* BEGIN DATA SECTION *

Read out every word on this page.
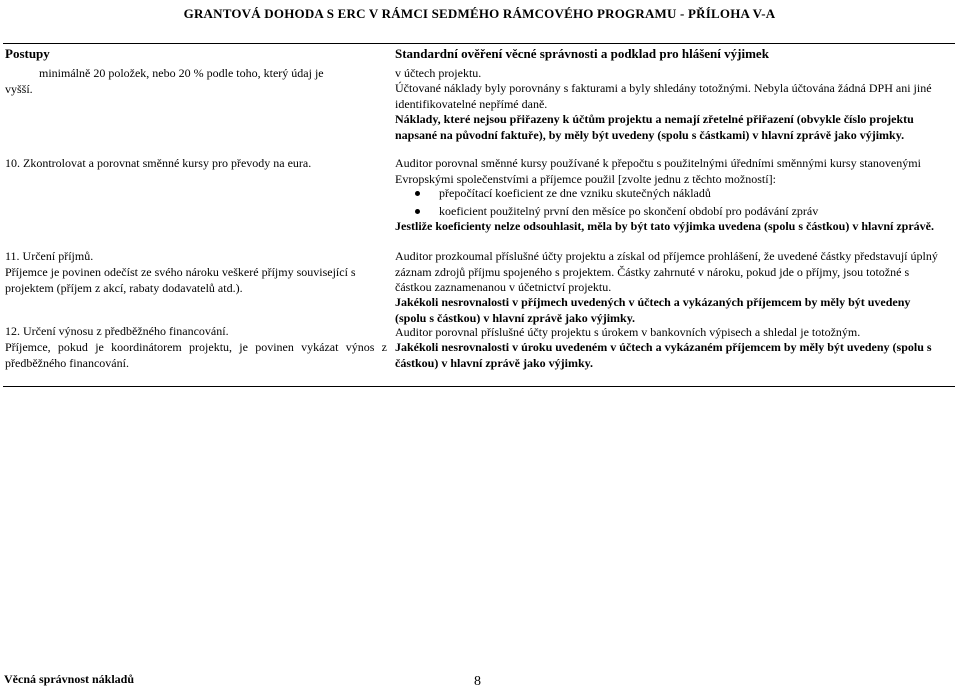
GRANTOVÁ DOHODA S ERC V RÁMCI SEDMÉHO RÁMCOVÉHO PROGRAMU - PŘÍLOHA V-A
Postupy
minimálně 20 položek, nebo 20 % podle toho, který údaj je
vyšší.
10. Zkontrolovat a porovnat směnné kursy pro převody na eura.
11. Určení příjmů.
Příjemce je povinen odečíst ze svého nároku veškeré příjmy související s projektem (příjem z akcí, rabaty dodavatelů atd.).
12. Určení výnosu z předběžného financování.
Příjemce, pokud je koordinátorem projektu, je povinen vykázat výnos z předběžného financování.
Standardní ověření věcné správnosti a podklad pro hlášení výjimek
v účtech projektu.
Účtované náklady byly porovnány s fakturami a byly shledány totožnými. Nebyla účtována žádná DPH ani jiné identifikovatelné nepřímé daně.
Náklady, které nejsou přiřazeny k účtům projektu a nemají zřetelné přiřazení (obvykle číslo projektu napsané na původní faktuře), by měly být uvedeny (spolu s částkami) v hlavní zprávě jako výjimky.
Auditor porovnal směnné kursy používané k přepočtu s použitelnými úředními směnnými kursy stanovenými Evropskými společenstvími a příjemce použil [zvolte jednu z těchto možností]:
přepočítací koeficient ze dne vzniku skutečných nákladů
koeficient použitelný první den měsíce po skončení období pro podávání zpráv
Jestliže koeficienty nelze odsouhlasit, měla by být tato výjimka uvedena (spolu s částkou) v hlavní zprávě.
Auditor prozkoumal příslušné účty projektu a získal od příjemce prohlášení, že uvedené částky představují úplný záznam zdrojů příjmu spojeného s projektem. Částky zahrnuté v nároku, pokud jde o příjmy, jsou totožné s částkou zaznamenanou v účetnictví projektu.
Jakékoli nesrovnalosti v příjmech uvedených v účtech a vykázaných příjemcem by měly být uvedeny (spolu s částkou) v hlavní zprávě jako výjimky.
Auditor porovnal příslušné účty projektu s úrokem v bankovních výpisech a shledal je totožným.
Jakékoli nesrovnalosti v úroku uvedeném v účtech a vykázaném příjemcem by měly být uvedeny (spolu s částkou) v hlavní zprávě jako výjimky.
Věcná správnost nákladů	8
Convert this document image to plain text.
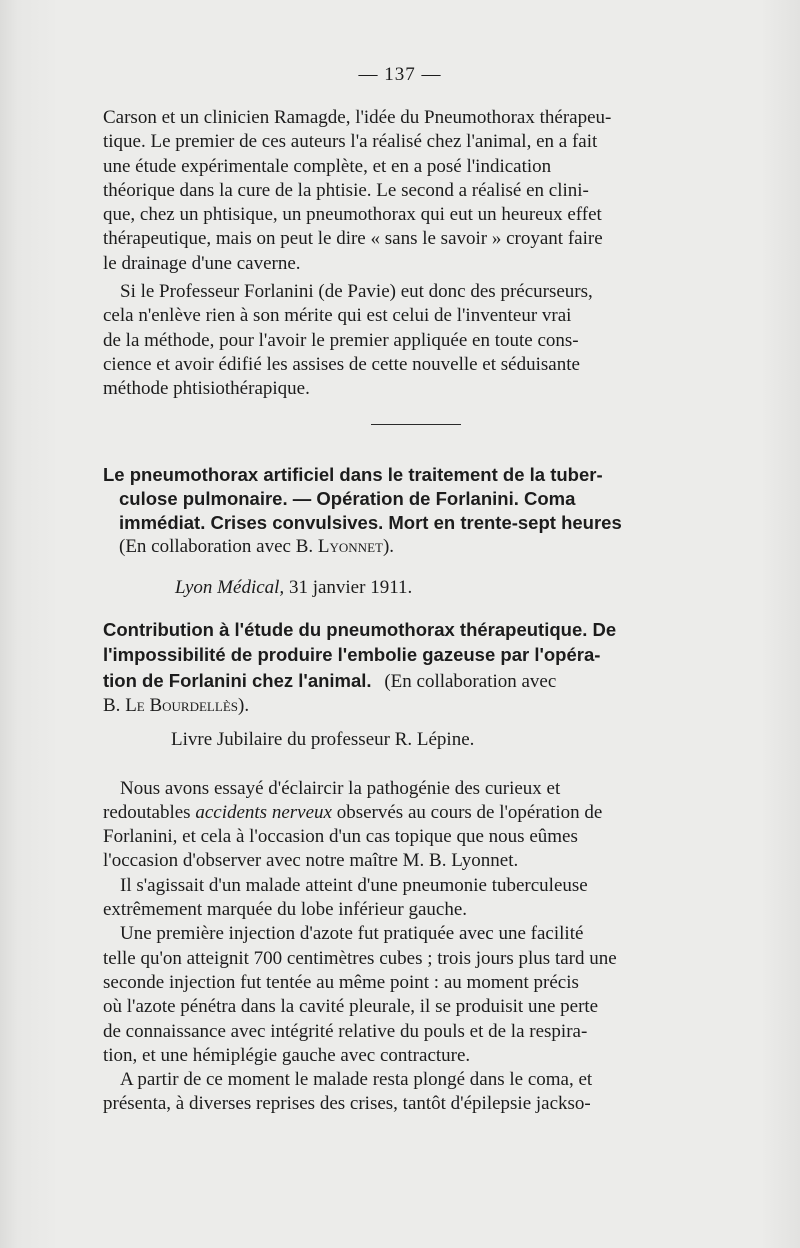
— 137 —

Carson et un clinicien Ramagde, l'idée du Pneumothorax thérapeu-
tique. Le premier de ces auteurs l'a réalisé chez l'animal, en a fait
une étude expérimentale complète, et en a posé l'indication
théorique dans la cure de la phtisie. Le second a réalisé en clini-
que, chez un phtisique, un pneumothorax qui eut un heureux effet
thérapeutique, mais on peut le dire « sans le savoir » croyant faire
le drainage d'une caverne.

Si le Professeur Forlanini (de Pavie) eut donc des précurseurs,
cela n'enlève rien à son mérite qui est celui de l'inventeur vrai
de la méthode, pour l'avoir le premier appliquée en toute cons-
cience et avoir édifié les assises de cette nouvelle et séduisante
méthode phtisiothérapique.

Le pneumothorax artificiel dans le traitement de la tuber-
culose pulmonaire. — Opération de Forlanini. Coma
immédiat. Crises convulsives. Mort en trente-sept heures

(En collaboration avec B. Lyonnet).

Lyon Médical, 31 janvier 1911.

Contribution à l'étude du pneumothorax thérapeutique. De
l'impossibilité de produire l'embolie gazeuse par l'opéra-
tion de Forlanini chez l'animal. (En collaboration avec
B. Le Bourdellès).

Livre Jubilaire du professeur R. Lépine.

Nous avons essayé d'éclaircir la pathogénie des curieux et
redoutables accidents nerveux observés au cours de l'opération de
Forlanini, et cela à l'occasion d'un cas topique que nous eûmes
l'occasion d'observer avec notre maître M. B. Lyonnet.

Il s'agissait d'un malade atteint d'une pneumonie tuberculeuse
extrêmement marquée du lobe inférieur gauche.

Une première injection d'azote fut pratiquée avec une facilité
telle qu'on atteignit 700 centimètres cubes ; trois jours plus tard une
seconde injection fut tentée au même point : au moment précis
où l'azote pénétra dans la cavité pleurale, il se produisit une perte
de connaissance avec intégrité relative du pouls et de la respira-
tion, et une hémiplégie gauche avec contracture.

A partir de ce moment le malade resta plongé dans le coma, et
présenta, à diverses reprises des crises, tantôt d'épilepsie jackso-
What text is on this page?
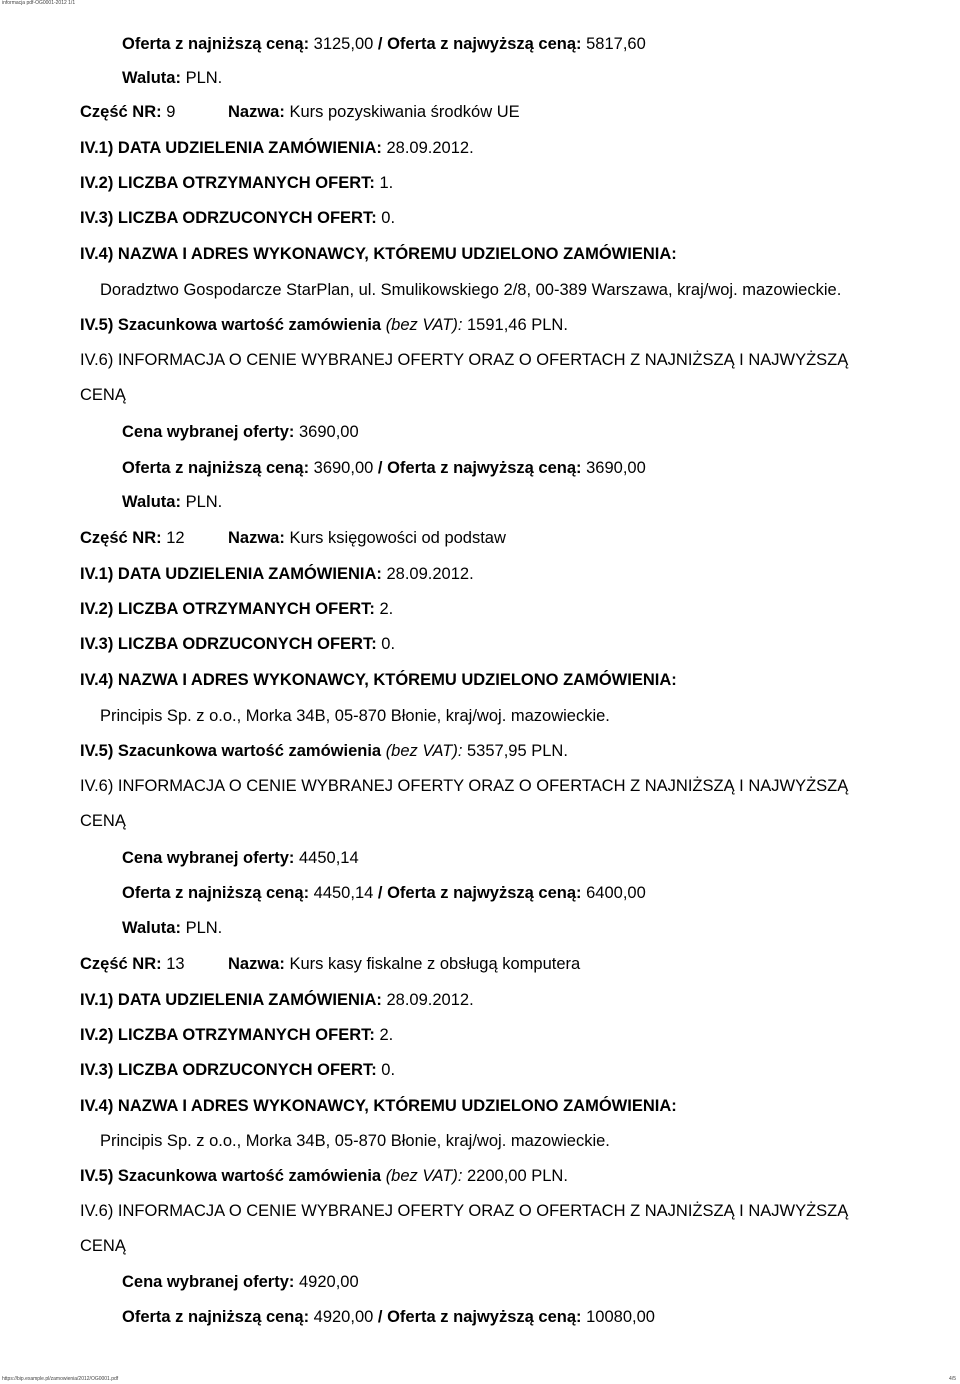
informacja pdf-OG0001-2012 1/1
Oferta z najniższą ceną: 3125,00 / Oferta z najwyższą ceną: 5817,60
Waluta: PLN.
Część NR: 9	Nazwa: Kurs pozyskiwania środków UE
IV.1) DATA UDZIELENIA ZAMÓWIENIA: 28.09.2012.
IV.2) LICZBA OTRZYMANYCH OFERT: 1.
IV.3) LICZBA ODRZUCONYCH OFERT: 0.
IV.4) NAZWA I ADRES WYKONAWCY, KTÓREMU UDZIELONO ZAMÓWIENIA:
Doradztwo Gospodarcze StarPlan, ul. Smulikowskiego 2/8, 00-389 Warszawa, kraj/woj. mazowieckie.
IV.5) Szacunkowa wartość zamówienia (bez VAT): 1591,46 PLN.
IV.6) INFORMACJA O CENIE WYBRANEJ OFERTY ORAZ O OFERTACH Z NAJNIŻSZĄ I NAJWYŻSZĄ
CENĄ
Cena wybranej oferty: 3690,00
Oferta z najniższą ceną: 3690,00 / Oferta z najwyższą ceną: 3690,00
Waluta: PLN.
Część NR: 12	Nazwa: Kurs księgowości od podstaw
IV.1) DATA UDZIELENIA ZAMÓWIENIA: 28.09.2012.
IV.2) LICZBA OTRZYMANYCH OFERT: 2.
IV.3) LICZBA ODRZUCONYCH OFERT: 0.
IV.4) NAZWA I ADRES WYKONAWCY, KTÓREMU UDZIELONO ZAMÓWIENIA:
Principis Sp. z o.o., Morka 34B, 05-870 Błonie, kraj/woj. mazowieckie.
IV.5) Szacunkowa wartość zamówienia (bez VAT): 5357,95 PLN.
IV.6) INFORMACJA O CENIE WYBRANEJ OFERTY ORAZ O OFERTACH Z NAJNIŻSZĄ I NAJWYŻSZĄ
CENĄ
Cena wybranej oferty: 4450,14
Oferta z najniższą ceną: 4450,14 / Oferta z najwyższą ceną: 6400,00
Waluta: PLN.
Część NR: 13	Nazwa: Kurs kasy fiskalne z obsługą komputera
IV.1) DATA UDZIELENIA ZAMÓWIENIA: 28.09.2012.
IV.2) LICZBA OTRZYMANYCH OFERT: 2.
IV.3) LICZBA ODRZUCONYCH OFERT: 0.
IV.4) NAZWA I ADRES WYKONAWCY, KTÓREMU UDZIELONO ZAMÓWIENIA:
Principis Sp. z o.o., Morka 34B, 05-870 Błonie, kraj/woj. mazowieckie.
IV.5) Szacunkowa wartość zamówienia (bez VAT): 2200,00 PLN.
IV.6) INFORMACJA O CENIE WYBRANEJ OFERTY ORAZ O OFERTACH Z NAJNIŻSZĄ I NAJWYŻSZĄ
CENĄ
Cena wybranej oferty: 4920,00
Oferta z najniższą ceną: 4920,00 / Oferta z najwyższą ceną: 10080,00
https://bip.example.pl/zamowienia/2012/OG0001.pdf	4/5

* END DATA SECTION *

# [REQUIREMENT]
Say how many lines above contain the string "spolu". Answer with the number only.

# [REPLY TO THE EXERCISE]
4